-- PROBLEM TO SOLVE --
Locate the word "Extract" in the data below, then copy every line that holds it.

-- TASK MATERIAL --
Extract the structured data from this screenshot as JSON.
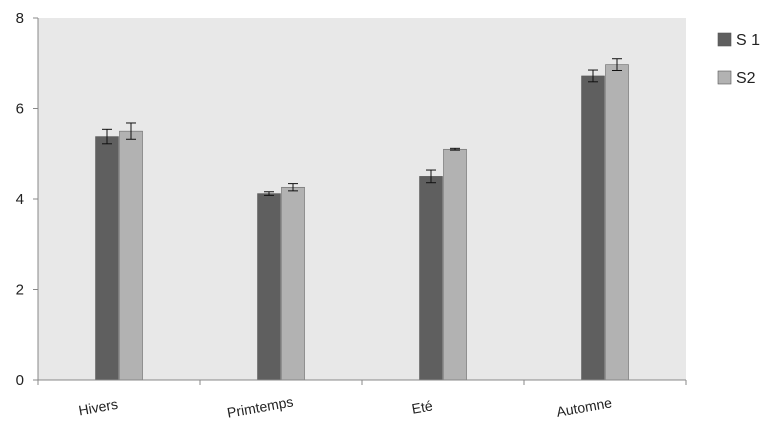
{
  "chart_data": {
    "type": "bar",
    "title": "",
    "xlabel": "",
    "ylabel": "",
    "categories": [
      "Hivers",
      "Primtemps",
      "Eté",
      "Automne"
    ],
    "series": [
      {
        "name": "S 1",
        "color": "#5f5f5f",
        "values": [
          5.38,
          4.12,
          4.5,
          6.72
        ],
        "errors": [
          0.16,
          0.04,
          0.14,
          0.13
        ]
      },
      {
        "name": "S2",
        "color": "#b2b2b2",
        "values": [
          5.5,
          4.26,
          5.1,
          6.97
        ],
        "errors": [
          0.18,
          0.08,
          0.02,
          0.13
        ]
      }
    ],
    "ylim": [
      0,
      8
    ],
    "yticks": [
      0,
      2,
      4,
      6,
      8
    ],
    "legend_position": "right",
    "plot_background": "#e8e8e8",
    "grid": false
  }
}
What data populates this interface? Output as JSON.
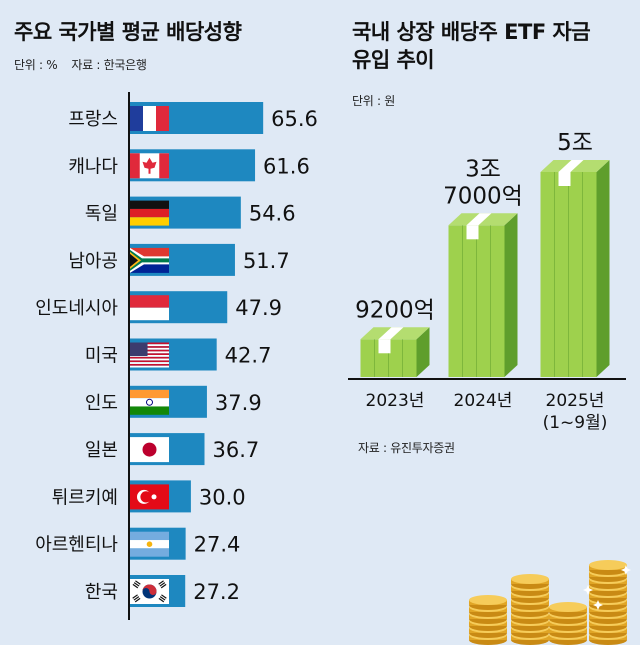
{
  "left": {
    "title": "주요 국가별 평균 배당성향",
    "unit": "단위 : %",
    "source": "자료 : 한국은행"
  },
  "right": {
    "title_line1": "국내 상장 배당주 ETF 자금",
    "title_line2": "유입 추이",
    "unit": "단위 : 원",
    "source": "자료 : 유진투자증권"
  },
  "colors": {
    "background": "#dfe9f5",
    "bar": "#1e88c0",
    "money_light": "#9ed14d",
    "money_dark": "#5f9e2c",
    "band": "#ffffff"
  },
  "chart_data": [
    {
      "type": "bar",
      "orientation": "horizontal",
      "title": "주요 국가별 평균 배당성향",
      "unit": "%",
      "categories": [
        "프랑스",
        "캐나다",
        "독일",
        "남아공",
        "인도네시아",
        "미국",
        "인도",
        "일본",
        "튀르키예",
        "아르헨티나",
        "한국"
      ],
      "values": [
        65.6,
        61.6,
        54.6,
        51.7,
        47.9,
        42.7,
        37.9,
        36.7,
        30.0,
        27.4,
        27.2
      ],
      "value_labels": [
        "65.6",
        "61.6",
        "54.6",
        "51.7",
        "47.9",
        "42.7",
        "37.9",
        "36.7",
        "30.0",
        "27.4",
        "27.2"
      ],
      "flags": [
        "france-flag-icon",
        "canada-flag-icon",
        "germany-flag-icon",
        "south-africa-flag-icon",
        "indonesia-flag-icon",
        "usa-flag-icon",
        "india-flag-icon",
        "japan-flag-icon",
        "turkey-flag-icon",
        "argentina-flag-icon",
        "korea-flag-icon"
      ]
    },
    {
      "type": "bar",
      "title": "국내 상장 배당주 ETF 자금 유입 추이",
      "unit": "원",
      "categories": [
        "2023년",
        "2024년",
        "2025년"
      ],
      "category_sublabels": [
        "",
        "",
        "(1~9월)"
      ],
      "values_krw_100m": [
        9200,
        37000,
        50000
      ],
      "value_labels": [
        [
          "9200억"
        ],
        [
          "3조",
          "7000억"
        ],
        [
          "5조"
        ]
      ]
    }
  ]
}
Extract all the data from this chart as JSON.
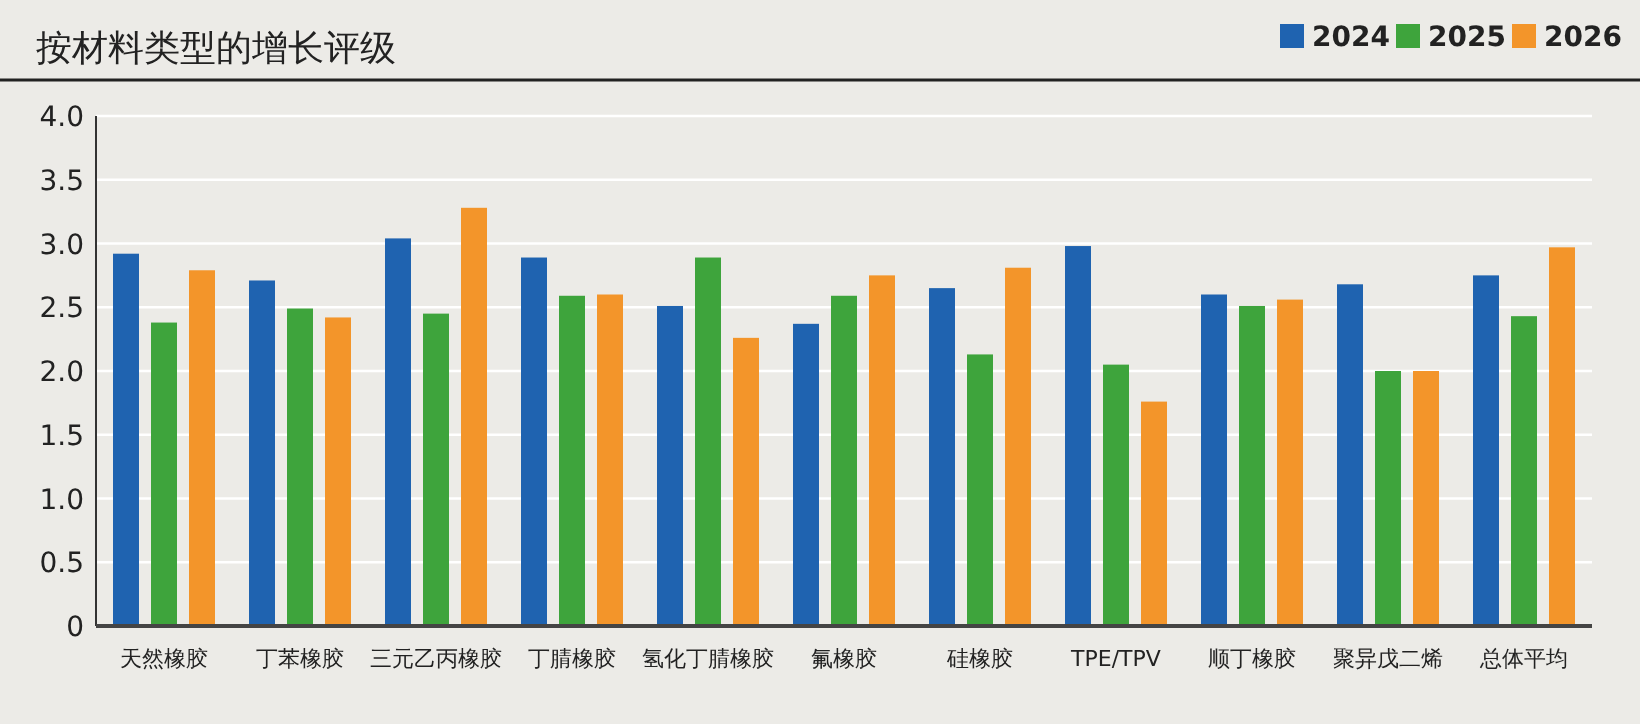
{
  "chart_data": {
    "type": "bar",
    "title": "按材料类型的增长评级",
    "categories": [
      "天然橡胶",
      "丁苯橡胶",
      "三元乙丙橡胶",
      "丁腈橡胶",
      "氢化丁腈橡胶",
      "氟橡胶",
      "硅橡胶",
      "TPE/TPV",
      "顺丁橡胶",
      "聚异戊二烯",
      "总体平均"
    ],
    "series": [
      {
        "name": "2024",
        "color": "#1f63b0",
        "values": [
          2.92,
          2.71,
          3.04,
          2.89,
          2.51,
          2.37,
          2.65,
          2.98,
          2.6,
          2.68,
          2.75
        ]
      },
      {
        "name": "2025",
        "color": "#3ea43c",
        "values": [
          2.38,
          2.49,
          2.45,
          2.59,
          2.89,
          2.59,
          2.13,
          2.05,
          2.51,
          2.0,
          2.43
        ]
      },
      {
        "name": "2026",
        "color": "#f3952a",
        "values": [
          2.79,
          2.42,
          3.28,
          2.6,
          2.26,
          2.75,
          2.81,
          1.76,
          2.56,
          2.0,
          2.97
        ]
      }
    ],
    "ylim": [
      0,
      4
    ],
    "yticks": [
      0,
      0.5,
      {
        "value": 1,
        "label": "1.0"
      },
      1.5,
      {
        "value": 2,
        "label": "2.0"
      },
      2.5,
      {
        "value": 3,
        "label": "3.0"
      },
      3.5,
      {
        "value": 4,
        "label": "4.0"
      }
    ],
    "grid": "y",
    "legend": "top right"
  }
}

-- ANSWER FOR THIS EXERCISE --
Extract the structured data from this screenshot as JSON.
Extract all the data from this chart as JSON.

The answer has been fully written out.